_Exercise prompt_. Can you rewrite all the rows below, replacing "tree-connector" with "tree-line" wherever it appears and changing nothing else? Leave the pictures out.
━━━ Listed records
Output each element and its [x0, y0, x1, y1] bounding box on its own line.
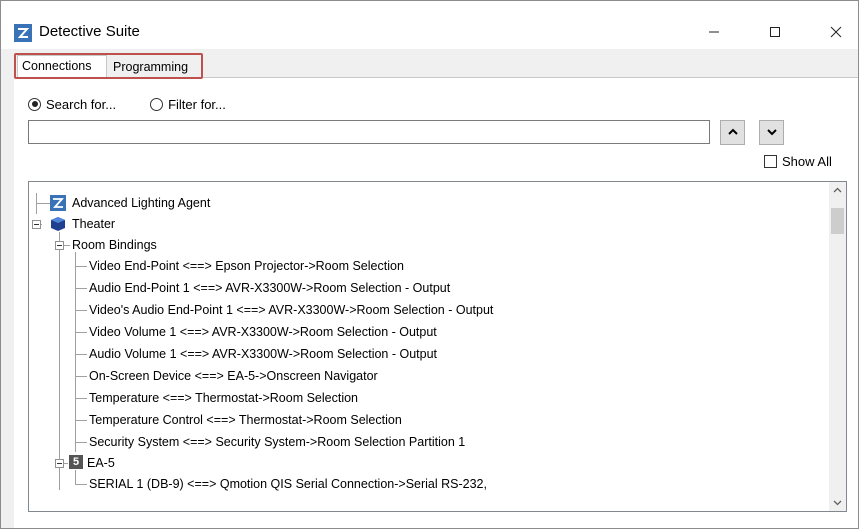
show-all-checkbox[interactable] — [764, 155, 777, 168]
tree-node-room-bindings[interactable]: Room Bindings — [72, 235, 157, 255]
tree-connector — [75, 470, 76, 484]
tree-node-agent[interactable]: Advanced Lighting Agent — [72, 193, 210, 213]
search-for-label[interactable]: Search for... — [46, 97, 116, 112]
find-next-button[interactable] — [759, 120, 784, 145]
controller-icon: 5 — [69, 455, 83, 469]
room-icon — [50, 216, 66, 232]
tree-node-binding[interactable]: On-Screen Device <==> EA-5->Onscreen Nav… — [89, 366, 378, 386]
scroll-up-button[interactable] — [829, 182, 846, 199]
tab-highlight-annotation — [14, 53, 203, 79]
title-bar[interactable]: Detective Suite — [1, 1, 858, 49]
tree-content: Advanced Lighting Agent Theater Room Bin… — [29, 182, 824, 511]
tree-connector — [75, 484, 87, 485]
tree-connector — [75, 266, 87, 267]
app-logo-icon — [14, 24, 32, 42]
tree-node-binding[interactable]: Video Volume 1 <==> AVR-X3300W->Room Sel… — [89, 322, 437, 342]
tree-connector — [75, 420, 87, 421]
tree-node-binding[interactable]: Temperature Control <==> Thermostat->Roo… — [89, 410, 402, 430]
tree-connector — [75, 310, 87, 311]
tree-node-binding[interactable]: Temperature <==> Thermostat->Room Select… — [89, 388, 358, 408]
scrollbar-thumb[interactable] — [831, 208, 844, 234]
tree-connector — [75, 398, 87, 399]
chevron-up-icon — [727, 128, 738, 135]
search-for-radio[interactable] — [28, 97, 41, 111]
show-all-control[interactable]: Show All — [764, 154, 832, 169]
search-input[interactable] — [28, 120, 710, 144]
filter-for-label[interactable]: Filter for... — [168, 97, 226, 112]
find-previous-button[interactable] — [720, 120, 745, 145]
collapse-toggle[interactable] — [32, 220, 41, 229]
minimize-button[interactable] — [691, 15, 737, 49]
tree-connector — [75, 442, 87, 443]
scroll-down-button[interactable] — [829, 494, 846, 511]
filter-for-radio[interactable] — [150, 97, 164, 111]
tree-node-room[interactable]: Theater — [72, 214, 115, 234]
window-title: Detective Suite — [39, 23, 140, 40]
tree-connector — [75, 288, 87, 289]
minimize-icon — [709, 31, 719, 33]
agent-icon — [50, 195, 66, 211]
main-window: Detective Suite Connections Programming … — [0, 0, 859, 529]
tree-node-binding[interactable]: Video's Audio End-Point 1 <==> AVR-X3300… — [89, 300, 493, 320]
chevron-down-icon — [766, 129, 777, 136]
show-all-label[interactable]: Show All — [782, 154, 832, 169]
tree-node-binding[interactable]: Security System <==> Security System->Ro… — [89, 432, 465, 452]
tree-node-device[interactable]: EA-5 — [87, 453, 115, 473]
search-mode-group: Search for... Filter for... — [28, 95, 260, 113]
collapse-toggle[interactable] — [55, 459, 64, 468]
tree-scrollbar[interactable] — [829, 182, 846, 511]
connections-tree[interactable]: Advanced Lighting Agent Theater Room Bin… — [28, 181, 847, 512]
tree-node-binding[interactable]: Audio Volume 1 <==> AVR-X3300W->Room Sel… — [89, 344, 437, 364]
tree-connector — [64, 245, 70, 246]
close-icon — [830, 26, 842, 38]
maximize-icon — [770, 26, 780, 37]
tree-connector — [75, 332, 87, 333]
tree-connector — [59, 232, 60, 490]
close-button[interactable] — [813, 15, 858, 49]
tree-connector — [75, 354, 87, 355]
tree-node-connection[interactable]: SERIAL 1 (DB-9) <==> Qmotion QIS Serial … — [89, 474, 487, 494]
chevron-down-icon — [833, 500, 842, 506]
maximize-button[interactable] — [752, 15, 798, 49]
chevron-up-icon — [833, 187, 842, 193]
tree-connector — [36, 203, 50, 204]
tree-node-binding[interactable]: Audio End-Point 1 <==> AVR-X3300W->Room … — [89, 278, 450, 298]
tree-node-binding[interactable]: Video End-Point <==> Epson Projector->Ro… — [89, 256, 404, 276]
tree-connector — [75, 376, 87, 377]
tree-connector — [64, 463, 68, 464]
collapse-toggle[interactable] — [55, 241, 64, 250]
tree-connector — [75, 252, 76, 452]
━━━━━━
_Result of this task_.
Output each element and its [x0, y0, x1, y1] bounding box on its own line.
show-all-checkbox[interactable] — [764, 155, 777, 168]
tree-node-room-bindings[interactable]: Room Bindings — [72, 235, 157, 255]
tree-line — [75, 470, 76, 484]
tree-node-agent[interactable]: Advanced Lighting Agent — [72, 193, 210, 213]
search-for-label[interactable]: Search for... — [46, 97, 116, 112]
find-next-button[interactable] — [759, 120, 784, 145]
controller-icon: 5 — [69, 455, 83, 469]
room-icon — [50, 216, 66, 232]
tree-node-binding[interactable]: On-Screen Device <==> EA-5->Onscreen Nav… — [89, 366, 378, 386]
scroll-up-button[interactable] — [829, 182, 846, 199]
tab-highlight-annotation — [14, 53, 203, 79]
title-bar[interactable]: Detective Suite — [1, 1, 858, 49]
tree-content: Advanced Lighting Agent Theater Room Bin… — [29, 182, 824, 511]
tree-line — [75, 484, 87, 485]
tree-line — [75, 266, 87, 267]
app-logo-icon — [14, 24, 32, 42]
tree-node-binding[interactable]: Video Volume 1 <==> AVR-X3300W->Room Sel… — [89, 322, 437, 342]
tree-line — [75, 420, 87, 421]
tree-node-binding[interactable]: Temperature Control <==> Thermostat->Roo… — [89, 410, 402, 430]
tree-line — [75, 310, 87, 311]
tree-node-binding[interactable]: Temperature <==> Thermostat->Room Select… — [89, 388, 358, 408]
scrollbar-thumb[interactable] — [831, 208, 844, 234]
tree-line — [75, 398, 87, 399]
chevron-up-icon — [727, 128, 738, 135]
search-for-radio[interactable] — [28, 97, 41, 111]
show-all-control[interactable]: Show All — [764, 154, 832, 169]
search-input[interactable] — [28, 120, 710, 144]
filter-for-label[interactable]: Filter for... — [168, 97, 226, 112]
find-previous-button[interactable] — [720, 120, 745, 145]
collapse-toggle[interactable] — [32, 220, 41, 229]
minimize-button[interactable] — [691, 15, 737, 49]
tree-line — [75, 442, 87, 443]
scroll-down-button[interactable] — [829, 494, 846, 511]
filter-for-radio[interactable] — [150, 97, 164, 111]
tree-node-room[interactable]: Theater — [72, 214, 115, 234]
window-title: Detective Suite — [39, 23, 140, 40]
tree-line — [75, 288, 87, 289]
minimize-icon — [709, 31, 719, 33]
agent-icon — [50, 195, 66, 211]
main-window: Detective Suite Connections Programming … — [0, 0, 859, 529]
tree-node-binding[interactable]: Video's Audio End-Point 1 <==> AVR-X3300… — [89, 300, 493, 320]
chevron-down-icon — [766, 129, 777, 136]
show-all-label[interactable]: Show All — [782, 154, 832, 169]
tree-node-binding[interactable]: Security System <==> Security System->Ro… — [89, 432, 465, 452]
tree-node-device[interactable]: EA-5 — [87, 453, 115, 473]
search-mode-group: Search for... Filter for... — [28, 95, 260, 113]
collapse-toggle[interactable] — [55, 459, 64, 468]
tree-scrollbar[interactable] — [829, 182, 846, 511]
connections-tree[interactable]: Advanced Lighting Agent Theater Room Bin… — [28, 181, 847, 512]
tree-node-binding[interactable]: Audio Volume 1 <==> AVR-X3300W->Room Sel… — [89, 344, 437, 364]
tree-line — [64, 245, 70, 246]
close-icon — [830, 26, 842, 38]
maximize-icon — [770, 26, 780, 37]
tree-line — [75, 332, 87, 333]
tree-line — [59, 232, 60, 490]
close-button[interactable] — [813, 15, 858, 49]
tree-line — [75, 354, 87, 355]
tree-node-connection[interactable]: SERIAL 1 (DB-9) <==> Qmotion QIS Serial … — [89, 474, 487, 494]
chevron-down-icon — [833, 500, 842, 506]
maximize-button[interactable] — [752, 15, 798, 49]
chevron-up-icon — [833, 187, 842, 193]
tree-line — [36, 203, 50, 204]
tree-node-binding[interactable]: Audio End-Point 1 <==> AVR-X3300W->Room … — [89, 278, 450, 298]
tree-node-binding[interactable]: Video End-Point <==> Epson Projector->Ro… — [89, 256, 404, 276]
tree-line — [75, 376, 87, 377]
tree-line — [64, 463, 68, 464]
collapse-toggle[interactable] — [55, 241, 64, 250]
tree-line — [75, 252, 76, 452]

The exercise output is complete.